● PROBLEM REQUIREMENTS
Each entry must be reproduced precisely as it stands.

· · · · ·

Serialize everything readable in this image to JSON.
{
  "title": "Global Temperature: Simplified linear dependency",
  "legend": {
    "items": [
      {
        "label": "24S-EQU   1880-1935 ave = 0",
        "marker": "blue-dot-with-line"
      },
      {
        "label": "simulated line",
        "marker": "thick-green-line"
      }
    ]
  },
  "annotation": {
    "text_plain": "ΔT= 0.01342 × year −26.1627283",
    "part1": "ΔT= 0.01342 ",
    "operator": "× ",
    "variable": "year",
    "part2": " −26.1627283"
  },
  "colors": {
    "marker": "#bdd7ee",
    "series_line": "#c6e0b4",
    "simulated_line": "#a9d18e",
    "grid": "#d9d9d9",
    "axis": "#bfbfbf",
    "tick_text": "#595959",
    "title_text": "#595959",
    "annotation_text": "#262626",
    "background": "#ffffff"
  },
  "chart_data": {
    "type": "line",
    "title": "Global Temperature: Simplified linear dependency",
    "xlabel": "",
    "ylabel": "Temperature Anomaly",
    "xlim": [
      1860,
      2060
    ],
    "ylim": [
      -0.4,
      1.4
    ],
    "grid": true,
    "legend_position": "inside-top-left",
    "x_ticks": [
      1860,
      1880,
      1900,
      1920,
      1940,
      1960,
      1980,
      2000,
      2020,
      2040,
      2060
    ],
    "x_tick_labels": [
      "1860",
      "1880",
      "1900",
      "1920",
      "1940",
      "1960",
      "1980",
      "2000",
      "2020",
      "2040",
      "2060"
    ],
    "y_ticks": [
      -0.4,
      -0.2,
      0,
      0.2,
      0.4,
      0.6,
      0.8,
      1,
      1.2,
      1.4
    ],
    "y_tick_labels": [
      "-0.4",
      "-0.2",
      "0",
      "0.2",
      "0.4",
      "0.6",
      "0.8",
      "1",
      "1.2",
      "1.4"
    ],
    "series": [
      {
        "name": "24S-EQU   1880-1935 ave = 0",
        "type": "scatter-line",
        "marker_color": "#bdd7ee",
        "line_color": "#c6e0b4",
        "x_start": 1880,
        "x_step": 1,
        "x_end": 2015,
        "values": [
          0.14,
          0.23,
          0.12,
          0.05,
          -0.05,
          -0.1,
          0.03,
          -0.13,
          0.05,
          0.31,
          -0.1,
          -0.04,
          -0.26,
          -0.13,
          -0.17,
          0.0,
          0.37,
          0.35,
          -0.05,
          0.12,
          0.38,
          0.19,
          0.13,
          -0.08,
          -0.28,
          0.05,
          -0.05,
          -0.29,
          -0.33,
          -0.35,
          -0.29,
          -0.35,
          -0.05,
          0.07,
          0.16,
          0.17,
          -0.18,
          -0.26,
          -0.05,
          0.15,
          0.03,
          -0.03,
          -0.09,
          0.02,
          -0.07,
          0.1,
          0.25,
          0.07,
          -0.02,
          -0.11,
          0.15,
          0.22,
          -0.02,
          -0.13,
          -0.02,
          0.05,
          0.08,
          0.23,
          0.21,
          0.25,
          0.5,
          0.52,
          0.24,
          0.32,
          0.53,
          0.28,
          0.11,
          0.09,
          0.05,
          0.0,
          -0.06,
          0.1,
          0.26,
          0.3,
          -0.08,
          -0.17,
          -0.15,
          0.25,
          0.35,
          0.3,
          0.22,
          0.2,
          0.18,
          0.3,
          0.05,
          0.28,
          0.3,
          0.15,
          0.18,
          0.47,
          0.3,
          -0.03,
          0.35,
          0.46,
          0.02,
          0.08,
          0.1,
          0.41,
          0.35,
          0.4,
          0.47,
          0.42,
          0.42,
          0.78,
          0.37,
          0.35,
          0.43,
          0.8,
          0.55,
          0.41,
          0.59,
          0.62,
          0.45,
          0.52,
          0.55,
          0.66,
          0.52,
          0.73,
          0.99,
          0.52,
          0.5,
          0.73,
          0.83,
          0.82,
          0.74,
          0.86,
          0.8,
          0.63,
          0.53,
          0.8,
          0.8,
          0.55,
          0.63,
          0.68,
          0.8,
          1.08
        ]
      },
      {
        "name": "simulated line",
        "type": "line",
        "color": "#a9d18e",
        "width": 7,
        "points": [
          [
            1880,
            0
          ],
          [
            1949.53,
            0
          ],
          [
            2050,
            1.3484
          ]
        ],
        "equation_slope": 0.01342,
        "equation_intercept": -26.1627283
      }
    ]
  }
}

· · · · ·

● WRITTEN ANSWER
Serialize everything readable in this image to JSON.
{
  "title": "Global Temperature: Simplified linear dependency",
  "legend": {
    "items": [
      {
        "label": "24S-EQU   1880-1935 ave = 0",
        "marker": "blue-dot-with-line"
      },
      {
        "label": "simulated line",
        "marker": "thick-green-line"
      }
    ]
  },
  "annotation": {
    "text_plain": "ΔT= 0.01342 × year −26.1627283",
    "part1": "ΔT= 0.01342 ",
    "operator": "× ",
    "variable": "year",
    "part2": " −26.1627283"
  },
  "colors": {
    "marker": "#bdd7ee",
    "series_line": "#c6e0b4",
    "simulated_line": "#a9d18e",
    "grid": "#d9d9d9",
    "axis": "#bfbfbf",
    "tick_text": "#595959",
    "title_text": "#595959",
    "annotation_text": "#262626",
    "background": "#ffffff"
  },
  "chart_data": {
    "type": "line",
    "title": "Global Temperature: Simplified linear dependency",
    "xlabel": "",
    "ylabel": "Temperature Anomaly",
    "xlim": [
      1860,
      2060
    ],
    "ylim": [
      -0.4,
      1.4
    ],
    "grid": true,
    "legend_position": "inside-top-left",
    "x_ticks": [
      1860,
      1880,
      1900,
      1920,
      1940,
      1960,
      1980,
      2000,
      2020,
      2040,
      2060
    ],
    "x_tick_labels": [
      "1860",
      "1880",
      "1900",
      "1920",
      "1940",
      "1960",
      "1980",
      "2000",
      "2020",
      "2040",
      "2060"
    ],
    "y_ticks": [
      -0.4,
      -0.2,
      0,
      0.2,
      0.4,
      0.6,
      0.8,
      1,
      1.2,
      1.4
    ],
    "y_tick_labels": [
      "-0.4",
      "-0.2",
      "0",
      "0.2",
      "0.4",
      "0.6",
      "0.8",
      "1",
      "1.2",
      "1.4"
    ],
    "series": [
      {
        "name": "24S-EQU   1880-1935 ave = 0",
        "type": "scatter-line",
        "marker_color": "#bdd7ee",
        "line_color": "#c6e0b4",
        "x_start": 1880,
        "x_step": 1,
        "x_end": 2015,
        "values": [
          0.14,
          0.23,
          0.12,
          0.05,
          -0.05,
          -0.1,
          0.03,
          -0.13,
          0.05,
          0.31,
          -0.1,
          -0.04,
          -0.26,
          -0.13,
          -0.17,
          0.0,
          0.37,
          0.35,
          -0.05,
          0.12,
          0.38,
          0.19,
          0.13,
          -0.08,
          -0.28,
          0.05,
          -0.05,
          -0.29,
          -0.33,
          -0.35,
          -0.29,
          -0.35,
          -0.05,
          0.07,
          0.16,
          0.17,
          -0.18,
          -0.26,
          -0.05,
          0.15,
          0.03,
          -0.03,
          -0.09,
          0.02,
          -0.07,
          0.1,
          0.25,
          0.07,
          -0.02,
          -0.11,
          0.15,
          0.22,
          -0.02,
          -0.13,
          -0.02,
          0.05,
          0.08,
          0.23,
          0.21,
          0.25,
          0.5,
          0.52,
          0.24,
          0.32,
          0.53,
          0.28,
          0.11,
          0.09,
          0.05,
          0.0,
          -0.06,
          0.1,
          0.26,
          0.3,
          -0.08,
          -0.17,
          -0.15,
          0.25,
          0.35,
          0.3,
          0.22,
          0.2,
          0.18,
          0.3,
          0.05,
          0.28,
          0.3,
          0.15,
          0.18,
          0.47,
          0.3,
          -0.03,
          0.35,
          0.46,
          0.02,
          0.08,
          0.1,
          0.41,
          0.35,
          0.4,
          0.47,
          0.42,
          0.42,
          0.78,
          0.37,
          0.35,
          0.43,
          0.8,
          0.55,
          0.41,
          0.59,
          0.62,
          0.45,
          0.52,
          0.55,
          0.66,
          0.52,
          0.73,
          0.99,
          0.52,
          0.5,
          0.73,
          0.83,
          0.82,
          0.74,
          0.86,
          0.8,
          0.63,
          0.53,
          0.8,
          0.8,
          0.55,
          0.63,
          0.68,
          0.8,
          1.08
        ]
      },
      {
        "name": "simulated line",
        "type": "line",
        "color": "#a9d18e",
        "width": 7,
        "points": [
          [
            1880,
            0
          ],
          [
            1949.53,
            0
          ],
          [
            2050,
            1.3484
          ]
        ],
        "equation_slope": 0.01342,
        "equation_intercept": -26.1627283
      }
    ]
  }
}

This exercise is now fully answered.